[start of Data supplied]

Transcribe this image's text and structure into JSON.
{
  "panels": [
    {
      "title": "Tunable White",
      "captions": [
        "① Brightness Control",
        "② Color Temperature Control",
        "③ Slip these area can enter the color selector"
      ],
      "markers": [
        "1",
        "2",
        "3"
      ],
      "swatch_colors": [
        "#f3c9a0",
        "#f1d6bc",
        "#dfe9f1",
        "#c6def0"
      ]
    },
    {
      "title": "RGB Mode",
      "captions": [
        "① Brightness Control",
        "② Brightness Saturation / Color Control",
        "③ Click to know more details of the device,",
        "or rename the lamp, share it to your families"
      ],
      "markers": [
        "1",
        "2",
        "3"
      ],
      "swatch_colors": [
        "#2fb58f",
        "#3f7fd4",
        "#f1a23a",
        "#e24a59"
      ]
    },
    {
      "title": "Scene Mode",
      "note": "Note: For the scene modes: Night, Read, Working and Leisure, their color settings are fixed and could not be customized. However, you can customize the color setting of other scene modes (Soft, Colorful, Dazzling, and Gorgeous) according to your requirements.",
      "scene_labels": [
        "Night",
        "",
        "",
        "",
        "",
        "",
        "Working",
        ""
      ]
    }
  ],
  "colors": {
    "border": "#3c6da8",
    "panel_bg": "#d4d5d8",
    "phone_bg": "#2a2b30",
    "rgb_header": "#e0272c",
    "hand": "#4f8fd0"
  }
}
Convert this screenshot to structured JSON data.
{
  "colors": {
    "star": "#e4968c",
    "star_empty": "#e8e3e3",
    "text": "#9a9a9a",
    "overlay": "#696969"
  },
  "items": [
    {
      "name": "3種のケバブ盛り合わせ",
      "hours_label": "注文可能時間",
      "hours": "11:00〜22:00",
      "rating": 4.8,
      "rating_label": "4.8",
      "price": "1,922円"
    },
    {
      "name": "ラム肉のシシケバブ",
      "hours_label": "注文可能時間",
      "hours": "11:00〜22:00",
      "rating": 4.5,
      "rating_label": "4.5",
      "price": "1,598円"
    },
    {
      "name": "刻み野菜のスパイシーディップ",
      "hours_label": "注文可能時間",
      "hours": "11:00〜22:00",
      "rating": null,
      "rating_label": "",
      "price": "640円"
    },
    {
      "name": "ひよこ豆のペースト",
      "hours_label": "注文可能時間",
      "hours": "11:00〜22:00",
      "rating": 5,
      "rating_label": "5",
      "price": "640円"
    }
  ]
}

[end of Data supplied]

Work required »
Extract the complete listing above, reproducing each line exactly.

Task answer »
Transcribe this image's text and structure into JSON.
{
  "panels": [
    {
      "title": "Tunable White",
      "captions": [
        "① Brightness Control",
        "② Color Temperature Control",
        "③ Slip these area can enter the color selector"
      ],
      "markers": [
        "1",
        "2",
        "3"
      ],
      "swatch_colors": [
        "#f3c9a0",
        "#f1d6bc",
        "#dfe9f1",
        "#c6def0"
      ]
    },
    {
      "title": "RGB Mode",
      "captions": [
        "① Brightness Control",
        "② Brightness Saturation / Color Control",
        "③ Click to know more details of the device,",
        "or rename the lamp, share it to your families"
      ],
      "markers": [
        "1",
        "2",
        "3"
      ],
      "swatch_colors": [
        "#2fb58f",
        "#3f7fd4",
        "#f1a23a",
        "#e24a59"
      ]
    },
    {
      "title": "Scene Mode",
      "note": "Note: For the scene modes: Night, Read, Working and Leisure, their color settings are fixed and could not be customized. However, you can customize the color setting of other scene modes (Soft, Colorful, Dazzling, and Gorgeous) according to your requirements.",
      "scene_labels": [
        "Night",
        "",
        "",
        "",
        "",
        "",
        "Working",
        ""
      ]
    }
  ],
  "colors": {
    "border": "#3c6da8",
    "panel_bg": "#d4d5d8",
    "phone_bg": "#2a2b30",
    "rgb_header": "#e0272c",
    "hand": "#4f8fd0"
  }
}
Convert this screenshot to structured JSON data.
{
  "colors": {
    "star": "#e4968c",
    "star_empty": "#e8e3e3",
    "text": "#9a9a9a",
    "overlay": "#696969"
  },
  "items": [
    {
      "name": "3種のケバブ盛り合わせ",
      "hours_label": "注文可能時間",
      "hours": "11:00〜22:00",
      "rating": 4.8,
      "rating_label": "4.8",
      "price": "1,922円"
    },
    {
      "name": "ラム肉のシシケバブ",
      "hours_label": "注文可能時間",
      "hours": "11:00〜22:00",
      "rating": 4.5,
      "rating_label": "4.5",
      "price": "1,598円"
    },
    {
      "name": "刻み野菜のスパイシーディップ",
      "hours_label": "注文可能時間",
      "hours": "11:00〜22:00",
      "rating": null,
      "rating_label": "",
      "price": "640円"
    },
    {
      "name": "ひよこ豆のペースト",
      "hours_label": "注文可能時間",
      "hours": "11:00〜22:00",
      "rating": 5,
      "rating_label": "5",
      "price": "640円"
    }
  ]
}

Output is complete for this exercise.